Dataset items
***

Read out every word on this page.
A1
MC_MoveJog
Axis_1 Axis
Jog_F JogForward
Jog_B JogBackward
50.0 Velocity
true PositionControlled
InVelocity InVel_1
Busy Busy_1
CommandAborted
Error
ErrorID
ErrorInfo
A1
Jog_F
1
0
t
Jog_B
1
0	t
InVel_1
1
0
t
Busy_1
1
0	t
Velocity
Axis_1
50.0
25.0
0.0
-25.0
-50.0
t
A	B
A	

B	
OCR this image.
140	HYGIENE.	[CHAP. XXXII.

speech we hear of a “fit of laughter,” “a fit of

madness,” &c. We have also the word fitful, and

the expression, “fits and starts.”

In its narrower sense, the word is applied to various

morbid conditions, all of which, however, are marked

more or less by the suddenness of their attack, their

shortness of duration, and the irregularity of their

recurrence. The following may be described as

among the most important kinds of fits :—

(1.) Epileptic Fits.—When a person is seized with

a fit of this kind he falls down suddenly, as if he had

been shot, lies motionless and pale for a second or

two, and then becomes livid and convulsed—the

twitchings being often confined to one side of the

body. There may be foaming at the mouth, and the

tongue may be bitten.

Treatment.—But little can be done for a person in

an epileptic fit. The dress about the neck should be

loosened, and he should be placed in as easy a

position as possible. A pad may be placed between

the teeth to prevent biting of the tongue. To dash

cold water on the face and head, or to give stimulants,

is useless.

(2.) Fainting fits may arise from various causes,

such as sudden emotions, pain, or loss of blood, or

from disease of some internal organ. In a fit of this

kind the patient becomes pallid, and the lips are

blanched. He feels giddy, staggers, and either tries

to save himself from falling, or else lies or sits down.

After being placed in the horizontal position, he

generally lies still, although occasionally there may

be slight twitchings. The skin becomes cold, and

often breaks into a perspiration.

***

• Written task:
Wherever "twitchings" shows up in a line, copy that line.

• Exercise answer:
twitchings being often confined to one side of the
be slight twitchings. The skin becomes cold, and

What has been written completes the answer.